**Brief**. Copy each line that has the string "insensitive" somewhere in it.

==== Data in this exercise ====

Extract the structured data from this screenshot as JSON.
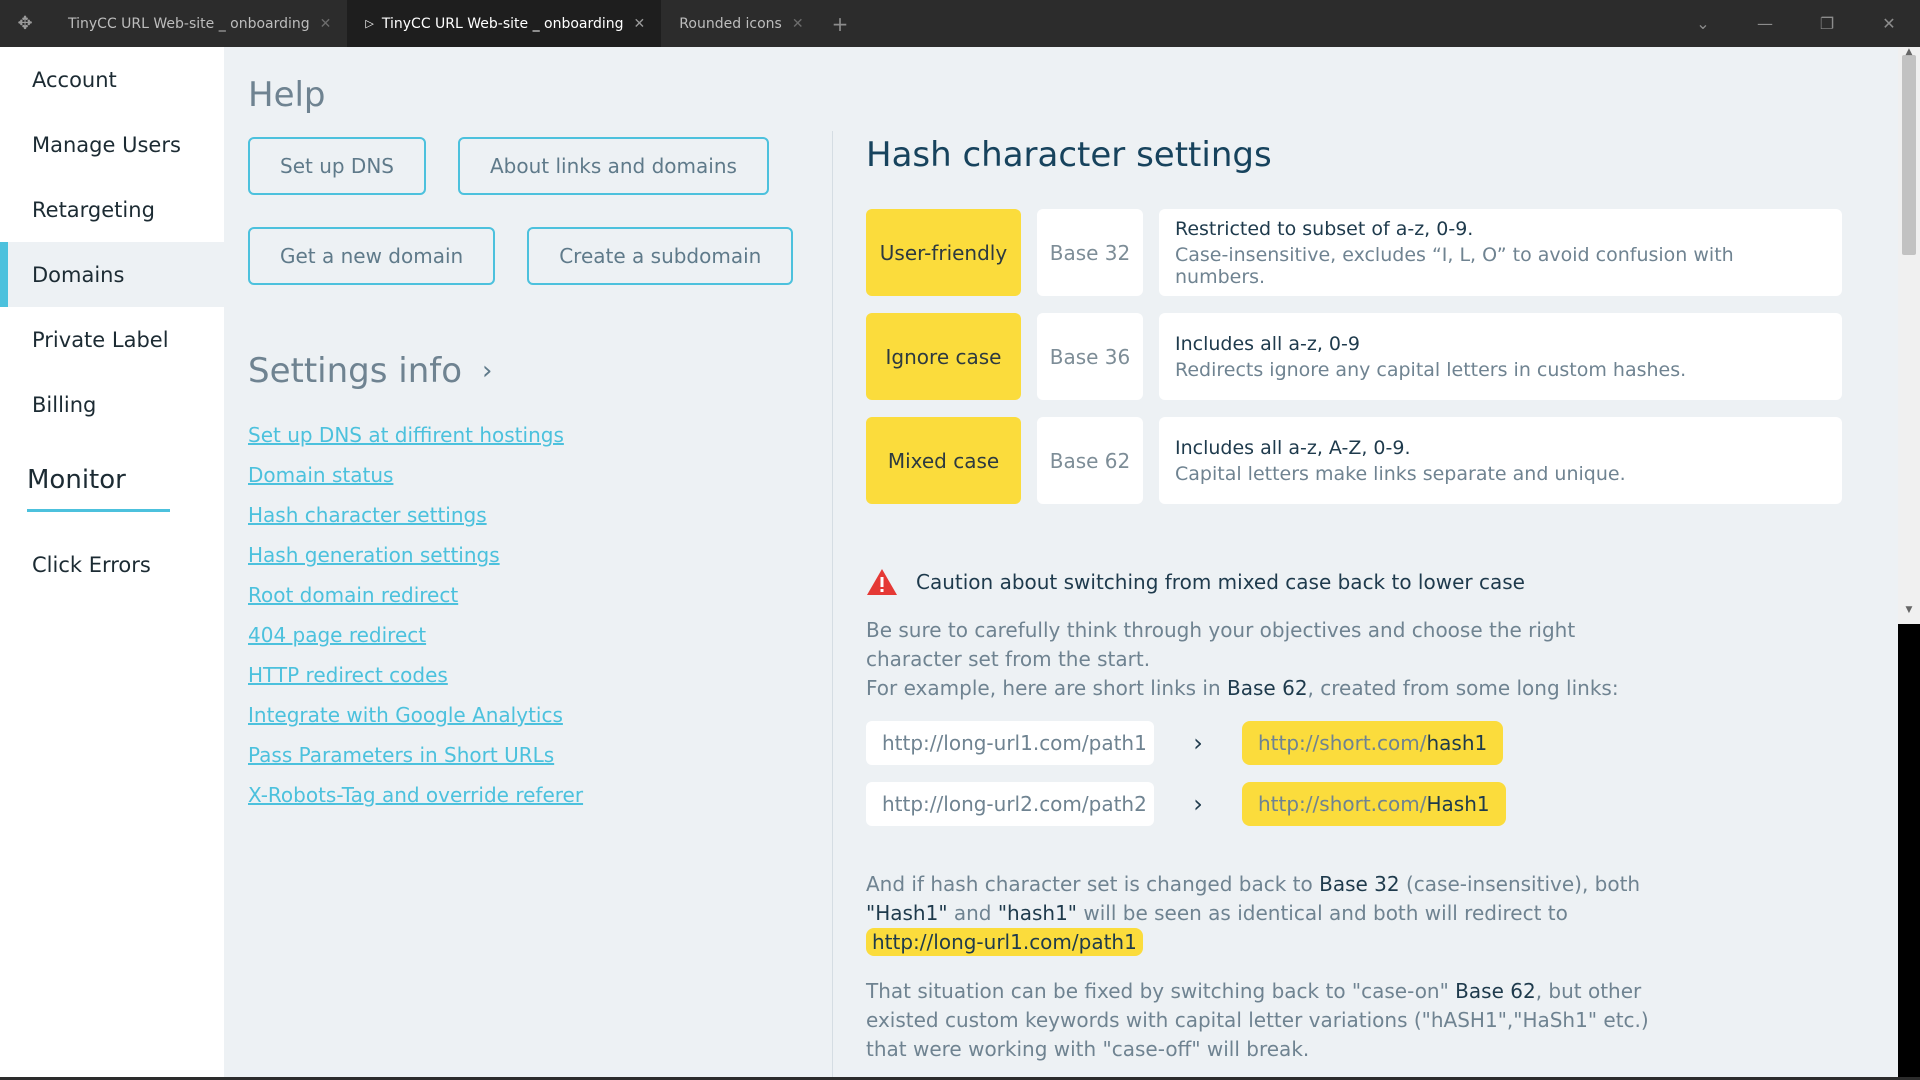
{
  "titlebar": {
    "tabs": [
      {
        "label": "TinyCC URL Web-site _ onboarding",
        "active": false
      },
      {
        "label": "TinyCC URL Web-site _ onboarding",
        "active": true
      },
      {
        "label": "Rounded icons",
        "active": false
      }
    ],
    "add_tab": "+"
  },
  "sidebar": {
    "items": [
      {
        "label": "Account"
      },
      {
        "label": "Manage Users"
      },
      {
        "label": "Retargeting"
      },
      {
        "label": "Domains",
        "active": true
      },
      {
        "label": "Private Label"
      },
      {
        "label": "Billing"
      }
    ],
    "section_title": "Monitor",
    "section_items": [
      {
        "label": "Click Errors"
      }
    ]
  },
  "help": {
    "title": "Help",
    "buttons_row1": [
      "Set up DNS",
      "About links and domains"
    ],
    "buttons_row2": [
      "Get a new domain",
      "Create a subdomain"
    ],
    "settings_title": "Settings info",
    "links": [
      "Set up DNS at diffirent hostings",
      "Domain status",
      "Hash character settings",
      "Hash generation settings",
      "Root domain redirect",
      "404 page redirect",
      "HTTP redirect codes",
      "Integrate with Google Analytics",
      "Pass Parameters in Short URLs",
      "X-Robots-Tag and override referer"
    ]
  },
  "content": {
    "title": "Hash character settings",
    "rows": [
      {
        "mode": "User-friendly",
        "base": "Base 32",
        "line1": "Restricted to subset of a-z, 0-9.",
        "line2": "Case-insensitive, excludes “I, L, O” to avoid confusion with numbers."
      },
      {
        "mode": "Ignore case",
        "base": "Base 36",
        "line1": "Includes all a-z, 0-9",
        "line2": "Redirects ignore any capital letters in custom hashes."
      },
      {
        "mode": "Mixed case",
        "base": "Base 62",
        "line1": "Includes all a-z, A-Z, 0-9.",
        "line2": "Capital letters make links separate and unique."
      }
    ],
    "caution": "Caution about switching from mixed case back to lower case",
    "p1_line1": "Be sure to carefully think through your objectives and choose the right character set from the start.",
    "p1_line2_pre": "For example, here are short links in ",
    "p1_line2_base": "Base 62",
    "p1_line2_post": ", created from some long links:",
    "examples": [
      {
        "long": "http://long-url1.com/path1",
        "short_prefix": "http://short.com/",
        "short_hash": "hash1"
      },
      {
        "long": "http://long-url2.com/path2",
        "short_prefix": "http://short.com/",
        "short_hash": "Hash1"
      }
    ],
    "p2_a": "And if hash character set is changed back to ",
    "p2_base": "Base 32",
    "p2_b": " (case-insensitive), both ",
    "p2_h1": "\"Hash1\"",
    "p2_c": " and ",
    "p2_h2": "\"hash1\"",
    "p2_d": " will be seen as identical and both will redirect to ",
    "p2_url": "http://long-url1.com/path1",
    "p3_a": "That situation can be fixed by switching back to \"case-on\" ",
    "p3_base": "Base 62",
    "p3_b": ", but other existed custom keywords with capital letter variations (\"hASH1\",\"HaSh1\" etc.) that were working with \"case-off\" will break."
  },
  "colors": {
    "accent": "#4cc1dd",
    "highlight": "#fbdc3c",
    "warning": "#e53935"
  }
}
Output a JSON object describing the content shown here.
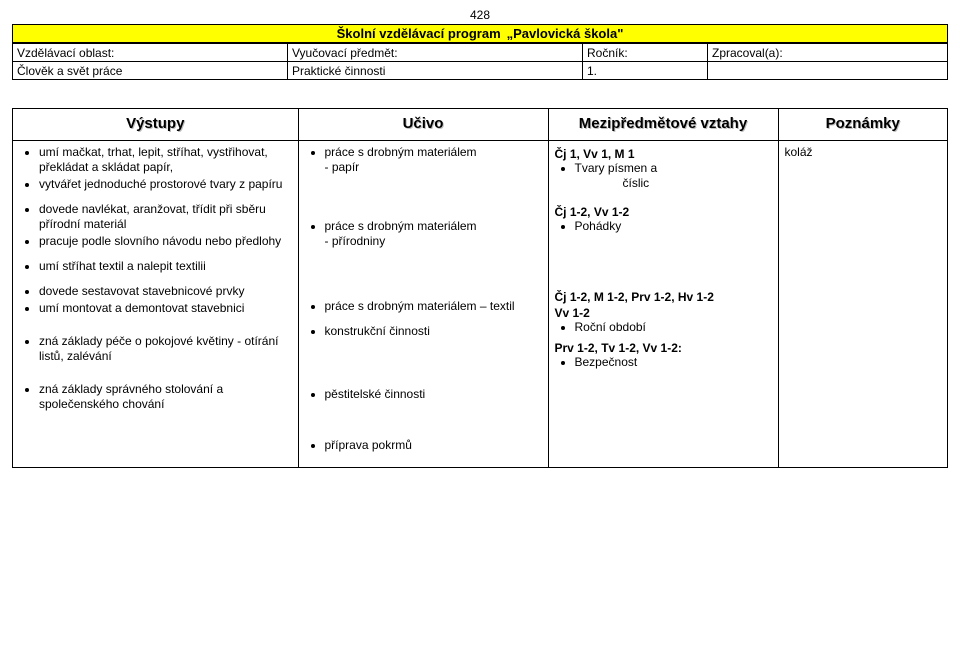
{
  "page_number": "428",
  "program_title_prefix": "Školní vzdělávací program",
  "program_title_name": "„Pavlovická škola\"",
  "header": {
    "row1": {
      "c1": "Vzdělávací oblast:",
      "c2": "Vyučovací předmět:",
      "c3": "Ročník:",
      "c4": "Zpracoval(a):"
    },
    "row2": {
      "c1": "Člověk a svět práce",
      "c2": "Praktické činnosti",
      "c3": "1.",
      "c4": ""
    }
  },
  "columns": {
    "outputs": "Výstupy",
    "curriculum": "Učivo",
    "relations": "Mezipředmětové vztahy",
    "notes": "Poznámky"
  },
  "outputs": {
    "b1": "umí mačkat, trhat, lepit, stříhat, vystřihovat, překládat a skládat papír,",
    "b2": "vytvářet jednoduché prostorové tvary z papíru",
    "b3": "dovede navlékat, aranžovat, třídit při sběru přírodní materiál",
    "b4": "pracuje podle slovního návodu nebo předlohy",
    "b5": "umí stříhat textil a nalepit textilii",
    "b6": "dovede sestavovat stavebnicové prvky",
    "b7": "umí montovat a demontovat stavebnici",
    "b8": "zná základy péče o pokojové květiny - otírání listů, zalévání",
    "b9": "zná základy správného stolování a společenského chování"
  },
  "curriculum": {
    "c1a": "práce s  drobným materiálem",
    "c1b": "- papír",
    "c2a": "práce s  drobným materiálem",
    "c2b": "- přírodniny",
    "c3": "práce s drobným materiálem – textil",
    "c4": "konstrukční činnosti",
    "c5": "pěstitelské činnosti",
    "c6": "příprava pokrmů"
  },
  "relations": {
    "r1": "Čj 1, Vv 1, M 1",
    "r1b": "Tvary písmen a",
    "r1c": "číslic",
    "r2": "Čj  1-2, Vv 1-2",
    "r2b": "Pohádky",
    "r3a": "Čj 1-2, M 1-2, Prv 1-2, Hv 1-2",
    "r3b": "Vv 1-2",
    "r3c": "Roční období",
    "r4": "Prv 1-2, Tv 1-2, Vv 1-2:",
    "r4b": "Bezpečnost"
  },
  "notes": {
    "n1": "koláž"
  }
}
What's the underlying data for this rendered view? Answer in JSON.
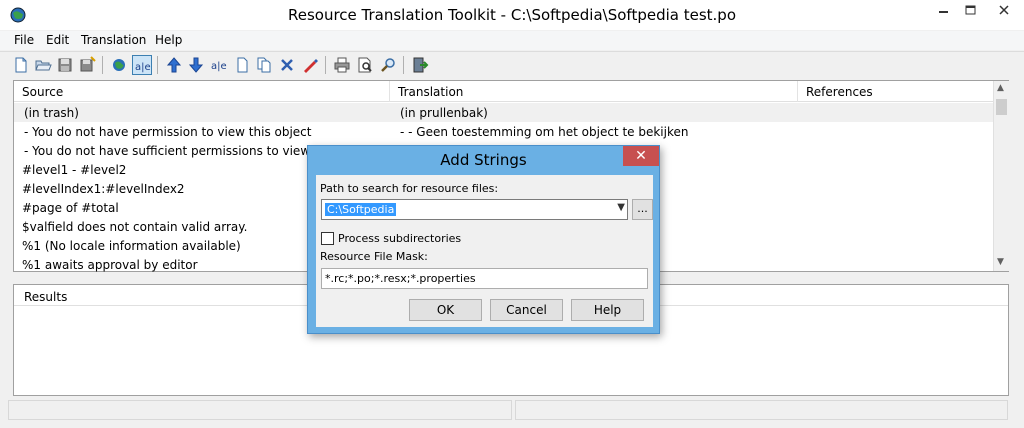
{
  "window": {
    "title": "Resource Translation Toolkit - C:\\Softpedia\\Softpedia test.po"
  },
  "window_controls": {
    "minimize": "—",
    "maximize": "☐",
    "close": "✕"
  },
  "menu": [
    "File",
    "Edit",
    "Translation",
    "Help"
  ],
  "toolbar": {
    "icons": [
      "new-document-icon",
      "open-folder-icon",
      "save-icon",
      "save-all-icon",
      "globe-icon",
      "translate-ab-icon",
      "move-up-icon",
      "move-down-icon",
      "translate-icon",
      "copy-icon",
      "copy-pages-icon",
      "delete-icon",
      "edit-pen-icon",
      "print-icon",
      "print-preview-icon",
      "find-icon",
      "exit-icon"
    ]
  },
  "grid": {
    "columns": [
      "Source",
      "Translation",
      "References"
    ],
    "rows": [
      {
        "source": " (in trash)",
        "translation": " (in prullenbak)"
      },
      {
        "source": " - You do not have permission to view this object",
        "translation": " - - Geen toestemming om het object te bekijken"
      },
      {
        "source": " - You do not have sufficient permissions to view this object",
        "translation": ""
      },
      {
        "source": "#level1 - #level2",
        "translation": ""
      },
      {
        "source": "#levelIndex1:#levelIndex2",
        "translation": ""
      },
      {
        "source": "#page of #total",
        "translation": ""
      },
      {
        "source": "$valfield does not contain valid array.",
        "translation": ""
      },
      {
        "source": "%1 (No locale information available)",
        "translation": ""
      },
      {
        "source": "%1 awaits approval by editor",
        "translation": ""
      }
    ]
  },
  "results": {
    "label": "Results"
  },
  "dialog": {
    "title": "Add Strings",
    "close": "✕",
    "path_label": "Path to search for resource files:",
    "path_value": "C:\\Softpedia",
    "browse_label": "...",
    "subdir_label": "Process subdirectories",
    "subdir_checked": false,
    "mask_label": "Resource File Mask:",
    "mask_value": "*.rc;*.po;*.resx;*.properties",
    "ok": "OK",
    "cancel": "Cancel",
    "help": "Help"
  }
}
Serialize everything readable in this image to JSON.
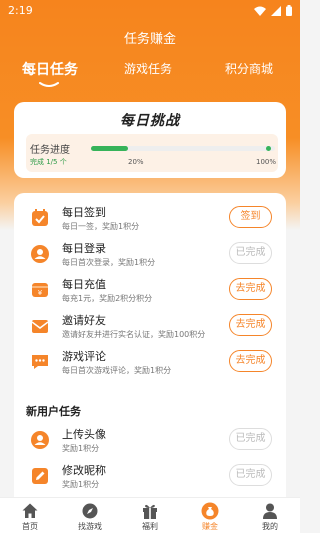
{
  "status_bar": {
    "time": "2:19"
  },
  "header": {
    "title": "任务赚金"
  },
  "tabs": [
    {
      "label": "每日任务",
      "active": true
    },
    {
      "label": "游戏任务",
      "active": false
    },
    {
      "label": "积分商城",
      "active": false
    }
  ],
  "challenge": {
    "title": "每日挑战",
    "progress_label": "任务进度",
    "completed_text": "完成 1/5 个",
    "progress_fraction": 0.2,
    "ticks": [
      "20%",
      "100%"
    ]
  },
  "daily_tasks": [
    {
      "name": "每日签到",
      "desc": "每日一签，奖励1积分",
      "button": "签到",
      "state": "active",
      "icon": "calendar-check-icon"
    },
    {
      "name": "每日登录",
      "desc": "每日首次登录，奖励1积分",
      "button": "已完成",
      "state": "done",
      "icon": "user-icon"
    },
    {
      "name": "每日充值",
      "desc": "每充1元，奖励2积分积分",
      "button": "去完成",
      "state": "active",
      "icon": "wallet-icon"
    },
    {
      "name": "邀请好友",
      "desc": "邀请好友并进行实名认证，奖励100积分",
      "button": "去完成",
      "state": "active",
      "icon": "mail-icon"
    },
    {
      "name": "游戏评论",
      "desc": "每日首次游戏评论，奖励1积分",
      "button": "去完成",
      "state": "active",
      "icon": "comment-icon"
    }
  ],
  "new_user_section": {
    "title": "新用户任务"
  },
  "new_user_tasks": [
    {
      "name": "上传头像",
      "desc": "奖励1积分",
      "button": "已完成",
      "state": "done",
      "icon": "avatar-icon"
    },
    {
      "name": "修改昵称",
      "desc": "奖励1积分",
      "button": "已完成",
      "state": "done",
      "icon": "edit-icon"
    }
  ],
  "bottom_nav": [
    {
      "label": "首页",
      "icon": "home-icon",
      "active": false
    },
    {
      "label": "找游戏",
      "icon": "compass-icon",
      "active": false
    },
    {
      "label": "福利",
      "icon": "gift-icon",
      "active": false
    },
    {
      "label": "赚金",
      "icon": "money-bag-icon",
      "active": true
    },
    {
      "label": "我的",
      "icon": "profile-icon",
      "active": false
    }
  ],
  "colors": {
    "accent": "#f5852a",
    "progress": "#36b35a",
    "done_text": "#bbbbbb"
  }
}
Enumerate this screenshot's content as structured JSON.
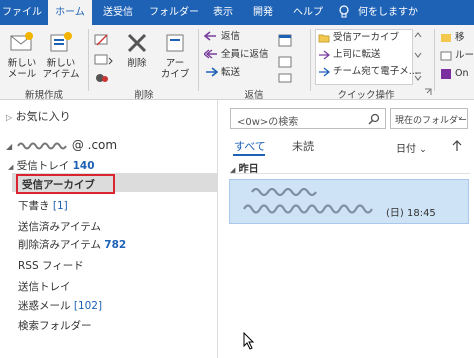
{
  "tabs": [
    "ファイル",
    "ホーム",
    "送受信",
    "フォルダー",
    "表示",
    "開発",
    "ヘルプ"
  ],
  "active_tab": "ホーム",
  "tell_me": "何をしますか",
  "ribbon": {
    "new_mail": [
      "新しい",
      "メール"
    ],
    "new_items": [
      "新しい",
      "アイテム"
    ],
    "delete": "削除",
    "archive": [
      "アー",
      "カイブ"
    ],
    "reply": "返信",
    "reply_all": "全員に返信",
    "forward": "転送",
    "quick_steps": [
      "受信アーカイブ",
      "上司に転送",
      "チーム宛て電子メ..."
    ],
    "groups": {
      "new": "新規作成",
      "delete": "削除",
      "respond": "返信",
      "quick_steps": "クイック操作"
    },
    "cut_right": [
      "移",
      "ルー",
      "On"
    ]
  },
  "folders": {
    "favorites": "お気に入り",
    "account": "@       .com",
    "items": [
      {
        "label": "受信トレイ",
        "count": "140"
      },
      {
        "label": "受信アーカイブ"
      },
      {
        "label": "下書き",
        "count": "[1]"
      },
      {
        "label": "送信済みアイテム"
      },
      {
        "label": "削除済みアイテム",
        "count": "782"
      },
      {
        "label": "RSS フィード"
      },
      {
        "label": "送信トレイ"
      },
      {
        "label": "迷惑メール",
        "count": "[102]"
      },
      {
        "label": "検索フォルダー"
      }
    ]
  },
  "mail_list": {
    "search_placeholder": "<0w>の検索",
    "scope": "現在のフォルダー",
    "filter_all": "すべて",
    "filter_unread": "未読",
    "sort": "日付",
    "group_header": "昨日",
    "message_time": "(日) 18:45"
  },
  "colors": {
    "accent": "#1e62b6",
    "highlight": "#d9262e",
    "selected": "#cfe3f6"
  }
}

====

**Output for this task**.
        "line2": "Case-insensitive, excludes “I, L, O” to avoid confusion with numbers."
    "p2_b": " (case-insensitive), both ",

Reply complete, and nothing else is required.